Stored data:
^^^^

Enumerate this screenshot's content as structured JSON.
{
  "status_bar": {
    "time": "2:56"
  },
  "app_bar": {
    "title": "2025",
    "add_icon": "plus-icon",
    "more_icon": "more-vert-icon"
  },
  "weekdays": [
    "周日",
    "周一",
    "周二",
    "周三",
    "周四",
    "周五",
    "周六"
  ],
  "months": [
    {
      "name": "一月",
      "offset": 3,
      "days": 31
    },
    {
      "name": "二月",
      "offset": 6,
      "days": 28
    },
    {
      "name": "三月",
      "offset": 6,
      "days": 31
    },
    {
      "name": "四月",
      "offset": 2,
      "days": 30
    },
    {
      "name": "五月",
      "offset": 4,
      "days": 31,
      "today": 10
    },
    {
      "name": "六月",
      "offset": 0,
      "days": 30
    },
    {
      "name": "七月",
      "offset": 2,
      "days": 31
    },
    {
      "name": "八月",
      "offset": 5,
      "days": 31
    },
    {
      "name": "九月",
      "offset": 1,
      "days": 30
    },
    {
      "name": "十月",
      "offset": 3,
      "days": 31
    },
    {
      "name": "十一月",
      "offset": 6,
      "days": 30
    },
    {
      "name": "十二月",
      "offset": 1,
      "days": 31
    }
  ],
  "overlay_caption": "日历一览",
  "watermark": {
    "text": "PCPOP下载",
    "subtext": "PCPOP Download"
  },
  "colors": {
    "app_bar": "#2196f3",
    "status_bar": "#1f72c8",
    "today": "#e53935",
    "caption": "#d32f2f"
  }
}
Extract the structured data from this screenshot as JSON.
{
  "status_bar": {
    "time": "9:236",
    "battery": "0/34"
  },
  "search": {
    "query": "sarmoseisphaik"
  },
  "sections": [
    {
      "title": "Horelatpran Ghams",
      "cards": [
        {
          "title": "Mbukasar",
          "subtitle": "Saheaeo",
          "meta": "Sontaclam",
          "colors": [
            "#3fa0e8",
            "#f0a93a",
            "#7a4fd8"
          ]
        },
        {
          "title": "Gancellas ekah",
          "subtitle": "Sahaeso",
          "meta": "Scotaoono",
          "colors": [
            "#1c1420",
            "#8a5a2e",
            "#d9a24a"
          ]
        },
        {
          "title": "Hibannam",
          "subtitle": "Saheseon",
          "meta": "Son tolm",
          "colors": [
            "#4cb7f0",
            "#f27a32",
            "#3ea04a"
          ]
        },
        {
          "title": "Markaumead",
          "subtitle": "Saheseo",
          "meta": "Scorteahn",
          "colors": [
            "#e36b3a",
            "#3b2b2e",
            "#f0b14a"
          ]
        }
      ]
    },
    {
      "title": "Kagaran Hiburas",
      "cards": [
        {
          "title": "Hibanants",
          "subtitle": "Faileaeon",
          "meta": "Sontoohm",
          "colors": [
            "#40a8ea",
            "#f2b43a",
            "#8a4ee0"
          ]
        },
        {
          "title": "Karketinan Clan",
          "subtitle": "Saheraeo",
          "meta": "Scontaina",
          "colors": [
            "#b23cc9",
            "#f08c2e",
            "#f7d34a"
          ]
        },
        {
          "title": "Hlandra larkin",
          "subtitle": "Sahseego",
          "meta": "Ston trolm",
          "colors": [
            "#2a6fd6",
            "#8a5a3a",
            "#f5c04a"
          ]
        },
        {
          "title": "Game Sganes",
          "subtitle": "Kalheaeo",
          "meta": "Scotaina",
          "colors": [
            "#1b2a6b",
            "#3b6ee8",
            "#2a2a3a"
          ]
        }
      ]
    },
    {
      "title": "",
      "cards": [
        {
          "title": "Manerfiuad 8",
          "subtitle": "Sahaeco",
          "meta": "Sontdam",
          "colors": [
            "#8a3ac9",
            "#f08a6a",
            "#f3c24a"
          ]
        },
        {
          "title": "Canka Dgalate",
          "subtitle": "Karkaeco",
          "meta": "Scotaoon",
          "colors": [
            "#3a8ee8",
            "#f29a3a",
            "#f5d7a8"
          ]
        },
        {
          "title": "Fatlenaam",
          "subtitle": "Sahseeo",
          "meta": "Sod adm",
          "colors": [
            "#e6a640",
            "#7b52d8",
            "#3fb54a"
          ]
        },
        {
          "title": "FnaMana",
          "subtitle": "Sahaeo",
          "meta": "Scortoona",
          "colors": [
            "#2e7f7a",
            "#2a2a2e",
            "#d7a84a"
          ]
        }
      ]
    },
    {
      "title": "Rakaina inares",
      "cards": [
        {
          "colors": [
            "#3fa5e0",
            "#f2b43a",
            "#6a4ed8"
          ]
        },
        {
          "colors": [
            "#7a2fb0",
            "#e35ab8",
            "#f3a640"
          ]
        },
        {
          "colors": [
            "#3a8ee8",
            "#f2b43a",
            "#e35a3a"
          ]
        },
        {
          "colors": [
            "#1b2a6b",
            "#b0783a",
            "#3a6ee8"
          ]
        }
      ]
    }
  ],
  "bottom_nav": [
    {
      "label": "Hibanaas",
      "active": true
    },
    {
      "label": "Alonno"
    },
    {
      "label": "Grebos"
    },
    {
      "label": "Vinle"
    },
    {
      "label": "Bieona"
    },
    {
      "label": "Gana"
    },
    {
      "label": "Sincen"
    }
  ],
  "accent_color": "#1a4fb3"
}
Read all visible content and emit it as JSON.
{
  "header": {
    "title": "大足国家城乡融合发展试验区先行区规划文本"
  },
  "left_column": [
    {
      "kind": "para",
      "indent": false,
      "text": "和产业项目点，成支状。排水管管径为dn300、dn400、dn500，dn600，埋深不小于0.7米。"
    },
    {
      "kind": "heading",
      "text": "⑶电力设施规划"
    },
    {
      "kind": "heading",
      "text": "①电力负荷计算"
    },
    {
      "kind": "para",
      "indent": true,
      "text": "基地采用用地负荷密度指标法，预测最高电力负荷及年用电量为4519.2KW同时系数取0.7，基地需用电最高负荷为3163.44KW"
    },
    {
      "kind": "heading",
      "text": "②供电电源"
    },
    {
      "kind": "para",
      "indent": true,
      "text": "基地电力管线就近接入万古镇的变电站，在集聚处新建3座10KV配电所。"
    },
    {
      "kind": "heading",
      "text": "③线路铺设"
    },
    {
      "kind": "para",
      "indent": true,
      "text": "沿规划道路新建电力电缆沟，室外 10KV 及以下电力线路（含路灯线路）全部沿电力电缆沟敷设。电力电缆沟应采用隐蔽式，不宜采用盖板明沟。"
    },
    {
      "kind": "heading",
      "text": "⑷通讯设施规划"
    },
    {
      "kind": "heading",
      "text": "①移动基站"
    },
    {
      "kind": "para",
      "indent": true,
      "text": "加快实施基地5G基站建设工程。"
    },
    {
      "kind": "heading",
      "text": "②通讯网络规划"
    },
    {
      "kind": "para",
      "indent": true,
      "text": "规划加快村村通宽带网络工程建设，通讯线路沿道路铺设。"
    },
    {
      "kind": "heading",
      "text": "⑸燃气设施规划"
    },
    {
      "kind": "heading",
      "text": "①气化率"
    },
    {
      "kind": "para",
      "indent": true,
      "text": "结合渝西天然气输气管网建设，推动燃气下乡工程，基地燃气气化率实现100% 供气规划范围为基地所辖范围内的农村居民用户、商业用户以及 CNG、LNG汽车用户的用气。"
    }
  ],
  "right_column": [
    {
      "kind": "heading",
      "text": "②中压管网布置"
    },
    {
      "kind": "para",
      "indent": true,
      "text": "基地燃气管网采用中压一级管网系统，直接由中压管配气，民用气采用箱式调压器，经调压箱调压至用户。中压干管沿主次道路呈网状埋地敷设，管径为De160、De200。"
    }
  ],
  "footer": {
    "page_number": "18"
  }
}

^^^^

#### What needs to be done
Write out the full listing exactly as given.

#### Result
Enumerate this screenshot's content as structured JSON.
{
  "status_bar": {
    "time": "2:56"
  },
  "app_bar": {
    "title": "2025",
    "add_icon": "plus-icon",
    "more_icon": "more-vert-icon"
  },
  "weekdays": [
    "周日",
    "周一",
    "周二",
    "周三",
    "周四",
    "周五",
    "周六"
  ],
  "months": [
    {
      "name": "一月",
      "offset": 3,
      "days": 31
    },
    {
      "name": "二月",
      "offset": 6,
      "days": 28
    },
    {
      "name": "三月",
      "offset": 6,
      "days": 31
    },
    {
      "name": "四月",
      "offset": 2,
      "days": 30
    },
    {
      "name": "五月",
      "offset": 4,
      "days": 31,
      "today": 10
    },
    {
      "name": "六月",
      "offset": 0,
      "days": 30
    },
    {
      "name": "七月",
      "offset": 2,
      "days": 31
    },
    {
      "name": "八月",
      "offset": 5,
      "days": 31
    },
    {
      "name": "九月",
      "offset": 1,
      "days": 30
    },
    {
      "name": "十月",
      "offset": 3,
      "days": 31
    },
    {
      "name": "十一月",
      "offset": 6,
      "days": 30
    },
    {
      "name": "十二月",
      "offset": 1,
      "days": 31
    }
  ],
  "overlay_caption": "日历一览",
  "watermark": {
    "text": "PCPOP下载",
    "subtext": "PCPOP Download"
  },
  "colors": {
    "app_bar": "#2196f3",
    "status_bar": "#1f72c8",
    "today": "#e53935",
    "caption": "#d32f2f"
  }
}
Extract the structured data from this screenshot as JSON.
{
  "status_bar": {
    "time": "9:236",
    "battery": "0/34"
  },
  "search": {
    "query": "sarmoseisphaik"
  },
  "sections": [
    {
      "title": "Horelatpran Ghams",
      "cards": [
        {
          "title": "Mbukasar",
          "subtitle": "Saheaeo",
          "meta": "Sontaclam",
          "colors": [
            "#3fa0e8",
            "#f0a93a",
            "#7a4fd8"
          ]
        },
        {
          "title": "Gancellas ekah",
          "subtitle": "Sahaeso",
          "meta": "Scotaoono",
          "colors": [
            "#1c1420",
            "#8a5a2e",
            "#d9a24a"
          ]
        },
        {
          "title": "Hibannam",
          "subtitle": "Saheseon",
          "meta": "Son tolm",
          "colors": [
            "#4cb7f0",
            "#f27a32",
            "#3ea04a"
          ]
        },
        {
          "title": "Markaumead",
          "subtitle": "Saheseo",
          "meta": "Scorteahn",
          "colors": [
            "#e36b3a",
            "#3b2b2e",
            "#f0b14a"
          ]
        }
      ]
    },
    {
      "title": "Kagaran Hiburas",
      "cards": [
        {
          "title": "Hibanants",
          "subtitle": "Faileaeon",
          "meta": "Sontoohm",
          "colors": [
            "#40a8ea",
            "#f2b43a",
            "#8a4ee0"
          ]
        },
        {
          "title": "Karketinan Clan",
          "subtitle": "Saheraeo",
          "meta": "Scontaina",
          "colors": [
            "#b23cc9",
            "#f08c2e",
            "#f7d34a"
          ]
        },
        {
          "title": "Hlandra larkin",
          "subtitle": "Sahseego",
          "meta": "Ston trolm",
          "colors": [
            "#2a6fd6",
            "#8a5a3a",
            "#f5c04a"
          ]
        },
        {
          "title": "Game Sganes",
          "subtitle": "Kalheaeo",
          "meta": "Scotaina",
          "colors": [
            "#1b2a6b",
            "#3b6ee8",
            "#2a2a3a"
          ]
        }
      ]
    },
    {
      "title": "",
      "cards": [
        {
          "title": "Manerfiuad 8",
          "subtitle": "Sahaeco",
          "meta": "Sontdam",
          "colors": [
            "#8a3ac9",
            "#f08a6a",
            "#f3c24a"
          ]
        },
        {
          "title": "Canka Dgalate",
          "subtitle": "Karkaeco",
          "meta": "Scotaoon",
          "colors": [
            "#3a8ee8",
            "#f29a3a",
            "#f5d7a8"
          ]
        },
        {
          "title": "Fatlenaam",
          "subtitle": "Sahseeo",
          "meta": "Sod adm",
          "colors": [
            "#e6a640",
            "#7b52d8",
            "#3fb54a"
          ]
        },
        {
          "title": "FnaMana",
          "subtitle": "Sahaeo",
          "meta": "Scortoona",
          "colors": [
            "#2e7f7a",
            "#2a2a2e",
            "#d7a84a"
          ]
        }
      ]
    },
    {
      "title": "Rakaina inares",
      "cards": [
        {
          "colors": [
            "#3fa5e0",
            "#f2b43a",
            "#6a4ed8"
          ]
        },
        {
          "colors": [
            "#7a2fb0",
            "#e35ab8",
            "#f3a640"
          ]
        },
        {
          "colors": [
            "#3a8ee8",
            "#f2b43a",
            "#e35a3a"
          ]
        },
        {
          "colors": [
            "#1b2a6b",
            "#b0783a",
            "#3a6ee8"
          ]
        }
      ]
    }
  ],
  "bottom_nav": [
    {
      "label": "Hibanaas",
      "active": true
    },
    {
      "label": "Alonno"
    },
    {
      "label": "Grebos"
    },
    {
      "label": "Vinle"
    },
    {
      "label": "Bieona"
    },
    {
      "label": "Gana"
    },
    {
      "label": "Sincen"
    }
  ],
  "accent_color": "#1a4fb3"
}
Read all visible content and emit it as JSON.
{
  "header": {
    "title": "大足国家城乡融合发展试验区先行区规划文本"
  },
  "left_column": [
    {
      "kind": "para",
      "indent": false,
      "text": "和产业项目点，成支状。排水管管径为dn300、dn400、dn500，dn600，埋深不小于0.7米。"
    },
    {
      "kind": "heading",
      "text": "⑶电力设施规划"
    },
    {
      "kind": "heading",
      "text": "①电力负荷计算"
    },
    {
      "kind": "para",
      "indent": true,
      "text": "基地采用用地负荷密度指标法，预测最高电力负荷及年用电量为4519.2KW同时系数取0.7，基地需用电最高负荷为3163.44KW"
    },
    {
      "kind": "heading",
      "text": "②供电电源"
    },
    {
      "kind": "para",
      "indent": true,
      "text": "基地电力管线就近接入万古镇的变电站，在集聚处新建3座10KV配电所。"
    },
    {
      "kind": "heading",
      "text": "③线路铺设"
    },
    {
      "kind": "para",
      "indent": true,
      "text": "沿规划道路新建电力电缆沟，室外 10KV 及以下电力线路（含路灯线路）全部沿电力电缆沟敷设。电力电缆沟应采用隐蔽式，不宜采用盖板明沟。"
    },
    {
      "kind": "heading",
      "text": "⑷通讯设施规划"
    },
    {
      "kind": "heading",
      "text": "①移动基站"
    },
    {
      "kind": "para",
      "indent": true,
      "text": "加快实施基地5G基站建设工程。"
    },
    {
      "kind": "heading",
      "text": "②通讯网络规划"
    },
    {
      "kind": "para",
      "indent": true,
      "text": "规划加快村村通宽带网络工程建设，通讯线路沿道路铺设。"
    },
    {
      "kind": "heading",
      "text": "⑸燃气设施规划"
    },
    {
      "kind": "heading",
      "text": "①气化率"
    },
    {
      "kind": "para",
      "indent": true,
      "text": "结合渝西天然气输气管网建设，推动燃气下乡工程，基地燃气气化率实现100% 供气规划范围为基地所辖范围内的农村居民用户、商业用户以及 CNG、LNG汽车用户的用气。"
    }
  ],
  "right_column": [
    {
      "kind": "heading",
      "text": "②中压管网布置"
    },
    {
      "kind": "para",
      "indent": true,
      "text": "基地燃气管网采用中压一级管网系统，直接由中压管配气，民用气采用箱式调压器，经调压箱调压至用户。中压干管沿主次道路呈网状埋地敷设，管径为De160、De200。"
    }
  ],
  "footer": {
    "page_number": "18"
  }
}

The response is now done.